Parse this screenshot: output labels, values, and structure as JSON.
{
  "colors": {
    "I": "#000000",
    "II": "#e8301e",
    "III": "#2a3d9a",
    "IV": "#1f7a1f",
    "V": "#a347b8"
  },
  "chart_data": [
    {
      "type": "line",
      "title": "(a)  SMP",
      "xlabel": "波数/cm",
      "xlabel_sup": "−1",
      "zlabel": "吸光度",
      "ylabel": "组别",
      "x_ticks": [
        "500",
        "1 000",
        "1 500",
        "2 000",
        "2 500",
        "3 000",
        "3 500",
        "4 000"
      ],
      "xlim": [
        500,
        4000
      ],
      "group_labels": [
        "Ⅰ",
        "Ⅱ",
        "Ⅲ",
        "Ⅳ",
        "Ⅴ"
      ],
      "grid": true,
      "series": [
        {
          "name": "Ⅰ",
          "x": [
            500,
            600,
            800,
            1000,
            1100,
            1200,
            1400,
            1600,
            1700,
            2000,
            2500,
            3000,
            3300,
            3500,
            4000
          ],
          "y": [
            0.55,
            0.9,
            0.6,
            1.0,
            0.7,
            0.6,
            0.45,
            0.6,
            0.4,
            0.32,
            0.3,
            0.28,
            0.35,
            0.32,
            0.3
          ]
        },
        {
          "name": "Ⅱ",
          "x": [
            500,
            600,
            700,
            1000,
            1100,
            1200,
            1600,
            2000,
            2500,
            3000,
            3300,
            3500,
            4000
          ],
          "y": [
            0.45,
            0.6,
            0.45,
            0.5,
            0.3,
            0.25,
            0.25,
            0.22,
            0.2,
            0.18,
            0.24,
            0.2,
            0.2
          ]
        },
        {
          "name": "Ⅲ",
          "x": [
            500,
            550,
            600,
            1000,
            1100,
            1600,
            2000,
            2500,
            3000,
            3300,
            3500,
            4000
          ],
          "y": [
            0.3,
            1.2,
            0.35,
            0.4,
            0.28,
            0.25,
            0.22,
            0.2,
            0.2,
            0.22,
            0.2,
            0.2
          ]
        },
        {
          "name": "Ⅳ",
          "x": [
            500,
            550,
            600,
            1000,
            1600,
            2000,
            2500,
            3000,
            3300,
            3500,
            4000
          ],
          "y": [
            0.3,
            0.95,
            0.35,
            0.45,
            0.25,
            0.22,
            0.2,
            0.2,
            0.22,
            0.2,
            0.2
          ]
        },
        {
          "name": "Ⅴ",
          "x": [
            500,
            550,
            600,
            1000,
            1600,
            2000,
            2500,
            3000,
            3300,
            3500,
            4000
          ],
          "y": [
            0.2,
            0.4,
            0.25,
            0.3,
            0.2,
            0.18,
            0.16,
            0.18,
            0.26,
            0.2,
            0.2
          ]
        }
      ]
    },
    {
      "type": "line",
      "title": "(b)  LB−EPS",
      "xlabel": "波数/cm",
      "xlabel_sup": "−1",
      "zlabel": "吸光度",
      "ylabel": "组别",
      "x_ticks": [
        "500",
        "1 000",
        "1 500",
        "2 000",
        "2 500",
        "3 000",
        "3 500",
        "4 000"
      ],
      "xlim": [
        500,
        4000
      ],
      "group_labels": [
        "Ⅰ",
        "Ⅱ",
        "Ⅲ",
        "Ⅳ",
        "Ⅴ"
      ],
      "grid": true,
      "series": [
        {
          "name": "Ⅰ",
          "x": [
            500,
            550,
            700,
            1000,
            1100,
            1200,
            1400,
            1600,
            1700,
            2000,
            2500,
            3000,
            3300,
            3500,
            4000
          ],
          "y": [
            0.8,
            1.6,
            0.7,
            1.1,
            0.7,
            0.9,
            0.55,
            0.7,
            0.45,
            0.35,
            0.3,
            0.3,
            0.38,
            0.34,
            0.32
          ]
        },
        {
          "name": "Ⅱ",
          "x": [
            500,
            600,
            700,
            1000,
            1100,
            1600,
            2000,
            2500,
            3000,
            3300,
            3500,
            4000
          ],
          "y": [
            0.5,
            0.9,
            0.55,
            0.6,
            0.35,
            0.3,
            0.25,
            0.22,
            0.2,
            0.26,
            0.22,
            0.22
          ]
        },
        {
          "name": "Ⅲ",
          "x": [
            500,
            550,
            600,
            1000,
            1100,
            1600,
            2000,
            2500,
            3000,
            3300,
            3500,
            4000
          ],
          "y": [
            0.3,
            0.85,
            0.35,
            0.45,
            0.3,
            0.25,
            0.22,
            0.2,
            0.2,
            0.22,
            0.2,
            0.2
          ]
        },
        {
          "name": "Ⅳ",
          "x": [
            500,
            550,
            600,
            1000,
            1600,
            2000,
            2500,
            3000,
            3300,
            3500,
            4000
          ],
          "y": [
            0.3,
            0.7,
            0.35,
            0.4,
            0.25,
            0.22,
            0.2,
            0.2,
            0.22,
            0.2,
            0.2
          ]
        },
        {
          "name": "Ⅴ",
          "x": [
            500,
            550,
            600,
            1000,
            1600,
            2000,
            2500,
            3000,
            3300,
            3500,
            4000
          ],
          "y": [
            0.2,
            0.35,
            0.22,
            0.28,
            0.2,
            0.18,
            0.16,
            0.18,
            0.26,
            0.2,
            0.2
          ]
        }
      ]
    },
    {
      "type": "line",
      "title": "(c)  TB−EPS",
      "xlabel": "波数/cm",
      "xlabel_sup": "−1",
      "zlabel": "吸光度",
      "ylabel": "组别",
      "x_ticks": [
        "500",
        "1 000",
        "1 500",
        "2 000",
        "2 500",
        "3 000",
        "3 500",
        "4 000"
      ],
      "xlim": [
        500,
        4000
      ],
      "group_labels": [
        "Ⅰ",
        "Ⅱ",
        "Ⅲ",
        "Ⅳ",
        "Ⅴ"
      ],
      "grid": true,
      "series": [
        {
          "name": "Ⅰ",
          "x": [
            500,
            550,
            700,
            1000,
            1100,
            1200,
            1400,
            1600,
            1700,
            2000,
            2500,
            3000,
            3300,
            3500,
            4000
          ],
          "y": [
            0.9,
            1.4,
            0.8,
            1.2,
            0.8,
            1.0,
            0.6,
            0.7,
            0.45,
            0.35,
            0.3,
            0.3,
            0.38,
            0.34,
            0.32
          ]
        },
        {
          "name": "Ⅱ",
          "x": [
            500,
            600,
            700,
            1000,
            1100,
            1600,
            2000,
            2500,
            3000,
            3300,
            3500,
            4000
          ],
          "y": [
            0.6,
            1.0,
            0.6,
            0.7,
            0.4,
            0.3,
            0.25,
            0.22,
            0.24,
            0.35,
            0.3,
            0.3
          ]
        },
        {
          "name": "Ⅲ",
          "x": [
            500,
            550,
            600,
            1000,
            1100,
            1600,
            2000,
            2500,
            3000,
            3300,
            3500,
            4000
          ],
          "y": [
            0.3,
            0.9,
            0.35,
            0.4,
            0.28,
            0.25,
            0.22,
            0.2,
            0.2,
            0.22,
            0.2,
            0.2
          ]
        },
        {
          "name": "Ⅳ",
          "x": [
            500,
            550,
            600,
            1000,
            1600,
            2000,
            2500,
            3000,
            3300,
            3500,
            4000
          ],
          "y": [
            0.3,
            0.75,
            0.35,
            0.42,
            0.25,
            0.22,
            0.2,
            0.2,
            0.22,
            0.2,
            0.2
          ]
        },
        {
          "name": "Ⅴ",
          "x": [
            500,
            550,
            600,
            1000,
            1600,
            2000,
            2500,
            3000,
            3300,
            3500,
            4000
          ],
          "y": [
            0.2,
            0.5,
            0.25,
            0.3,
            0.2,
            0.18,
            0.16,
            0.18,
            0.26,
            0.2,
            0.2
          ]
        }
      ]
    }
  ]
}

● Written task
Return the whole listing exactly.

● Exercise response
Parse this screenshot: output labels, values, and structure as JSON.
{
  "colors": {
    "I": "#000000",
    "II": "#e8301e",
    "III": "#2a3d9a",
    "IV": "#1f7a1f",
    "V": "#a347b8"
  },
  "chart_data": [
    {
      "type": "line",
      "title": "(a)  SMP",
      "xlabel": "波数/cm",
      "xlabel_sup": "−1",
      "zlabel": "吸光度",
      "ylabel": "组别",
      "x_ticks": [
        "500",
        "1 000",
        "1 500",
        "2 000",
        "2 500",
        "3 000",
        "3 500",
        "4 000"
      ],
      "xlim": [
        500,
        4000
      ],
      "group_labels": [
        "Ⅰ",
        "Ⅱ",
        "Ⅲ",
        "Ⅳ",
        "Ⅴ"
      ],
      "grid": true,
      "series": [
        {
          "name": "Ⅰ",
          "x": [
            500,
            600,
            800,
            1000,
            1100,
            1200,
            1400,
            1600,
            1700,
            2000,
            2500,
            3000,
            3300,
            3500,
            4000
          ],
          "y": [
            0.55,
            0.9,
            0.6,
            1.0,
            0.7,
            0.6,
            0.45,
            0.6,
            0.4,
            0.32,
            0.3,
            0.28,
            0.35,
            0.32,
            0.3
          ]
        },
        {
          "name": "Ⅱ",
          "x": [
            500,
            600,
            700,
            1000,
            1100,
            1200,
            1600,
            2000,
            2500,
            3000,
            3300,
            3500,
            4000
          ],
          "y": [
            0.45,
            0.6,
            0.45,
            0.5,
            0.3,
            0.25,
            0.25,
            0.22,
            0.2,
            0.18,
            0.24,
            0.2,
            0.2
          ]
        },
        {
          "name": "Ⅲ",
          "x": [
            500,
            550,
            600,
            1000,
            1100,
            1600,
            2000,
            2500,
            3000,
            3300,
            3500,
            4000
          ],
          "y": [
            0.3,
            1.2,
            0.35,
            0.4,
            0.28,
            0.25,
            0.22,
            0.2,
            0.2,
            0.22,
            0.2,
            0.2
          ]
        },
        {
          "name": "Ⅳ",
          "x": [
            500,
            550,
            600,
            1000,
            1600,
            2000,
            2500,
            3000,
            3300,
            3500,
            4000
          ],
          "y": [
            0.3,
            0.95,
            0.35,
            0.45,
            0.25,
            0.22,
            0.2,
            0.2,
            0.22,
            0.2,
            0.2
          ]
        },
        {
          "name": "Ⅴ",
          "x": [
            500,
            550,
            600,
            1000,
            1600,
            2000,
            2500,
            3000,
            3300,
            3500,
            4000
          ],
          "y": [
            0.2,
            0.4,
            0.25,
            0.3,
            0.2,
            0.18,
            0.16,
            0.18,
            0.26,
            0.2,
            0.2
          ]
        }
      ]
    },
    {
      "type": "line",
      "title": "(b)  LB−EPS",
      "xlabel": "波数/cm",
      "xlabel_sup": "−1",
      "zlabel": "吸光度",
      "ylabel": "组别",
      "x_ticks": [
        "500",
        "1 000",
        "1 500",
        "2 000",
        "2 500",
        "3 000",
        "3 500",
        "4 000"
      ],
      "xlim": [
        500,
        4000
      ],
      "group_labels": [
        "Ⅰ",
        "Ⅱ",
        "Ⅲ",
        "Ⅳ",
        "Ⅴ"
      ],
      "grid": true,
      "series": [
        {
          "name": "Ⅰ",
          "x": [
            500,
            550,
            700,
            1000,
            1100,
            1200,
            1400,
            1600,
            1700,
            2000,
            2500,
            3000,
            3300,
            3500,
            4000
          ],
          "y": [
            0.8,
            1.6,
            0.7,
            1.1,
            0.7,
            0.9,
            0.55,
            0.7,
            0.45,
            0.35,
            0.3,
            0.3,
            0.38,
            0.34,
            0.32
          ]
        },
        {
          "name": "Ⅱ",
          "x": [
            500,
            600,
            700,
            1000,
            1100,
            1600,
            2000,
            2500,
            3000,
            3300,
            3500,
            4000
          ],
          "y": [
            0.5,
            0.9,
            0.55,
            0.6,
            0.35,
            0.3,
            0.25,
            0.22,
            0.2,
            0.26,
            0.22,
            0.22
          ]
        },
        {
          "name": "Ⅲ",
          "x": [
            500,
            550,
            600,
            1000,
            1100,
            1600,
            2000,
            2500,
            3000,
            3300,
            3500,
            4000
          ],
          "y": [
            0.3,
            0.85,
            0.35,
            0.45,
            0.3,
            0.25,
            0.22,
            0.2,
            0.2,
            0.22,
            0.2,
            0.2
          ]
        },
        {
          "name": "Ⅳ",
          "x": [
            500,
            550,
            600,
            1000,
            1600,
            2000,
            2500,
            3000,
            3300,
            3500,
            4000
          ],
          "y": [
            0.3,
            0.7,
            0.35,
            0.4,
            0.25,
            0.22,
            0.2,
            0.2,
            0.22,
            0.2,
            0.2
          ]
        },
        {
          "name": "Ⅴ",
          "x": [
            500,
            550,
            600,
            1000,
            1600,
            2000,
            2500,
            3000,
            3300,
            3500,
            4000
          ],
          "y": [
            0.2,
            0.35,
            0.22,
            0.28,
            0.2,
            0.18,
            0.16,
            0.18,
            0.26,
            0.2,
            0.2
          ]
        }
      ]
    },
    {
      "type": "line",
      "title": "(c)  TB−EPS",
      "xlabel": "波数/cm",
      "xlabel_sup": "−1",
      "zlabel": "吸光度",
      "ylabel": "组别",
      "x_ticks": [
        "500",
        "1 000",
        "1 500",
        "2 000",
        "2 500",
        "3 000",
        "3 500",
        "4 000"
      ],
      "xlim": [
        500,
        4000
      ],
      "group_labels": [
        "Ⅰ",
        "Ⅱ",
        "Ⅲ",
        "Ⅳ",
        "Ⅴ"
      ],
      "grid": true,
      "series": [
        {
          "name": "Ⅰ",
          "x": [
            500,
            550,
            700,
            1000,
            1100,
            1200,
            1400,
            1600,
            1700,
            2000,
            2500,
            3000,
            3300,
            3500,
            4000
          ],
          "y": [
            0.9,
            1.4,
            0.8,
            1.2,
            0.8,
            1.0,
            0.6,
            0.7,
            0.45,
            0.35,
            0.3,
            0.3,
            0.38,
            0.34,
            0.32
          ]
        },
        {
          "name": "Ⅱ",
          "x": [
            500,
            600,
            700,
            1000,
            1100,
            1600,
            2000,
            2500,
            3000,
            3300,
            3500,
            4000
          ],
          "y": [
            0.6,
            1.0,
            0.6,
            0.7,
            0.4,
            0.3,
            0.25,
            0.22,
            0.24,
            0.35,
            0.3,
            0.3
          ]
        },
        {
          "name": "Ⅲ",
          "x": [
            500,
            550,
            600,
            1000,
            1100,
            1600,
            2000,
            2500,
            3000,
            3300,
            3500,
            4000
          ],
          "y": [
            0.3,
            0.9,
            0.35,
            0.4,
            0.28,
            0.25,
            0.22,
            0.2,
            0.2,
            0.22,
            0.2,
            0.2
          ]
        },
        {
          "name": "Ⅳ",
          "x": [
            500,
            550,
            600,
            1000,
            1600,
            2000,
            2500,
            3000,
            3300,
            3500,
            4000
          ],
          "y": [
            0.3,
            0.75,
            0.35,
            0.42,
            0.25,
            0.22,
            0.2,
            0.2,
            0.22,
            0.2,
            0.2
          ]
        },
        {
          "name": "Ⅴ",
          "x": [
            500,
            550,
            600,
            1000,
            1600,
            2000,
            2500,
            3000,
            3300,
            3500,
            4000
          ],
          "y": [
            0.2,
            0.5,
            0.25,
            0.3,
            0.2,
            0.18,
            0.16,
            0.18,
            0.26,
            0.2,
            0.2
          ]
        }
      ]
    }
  ]
}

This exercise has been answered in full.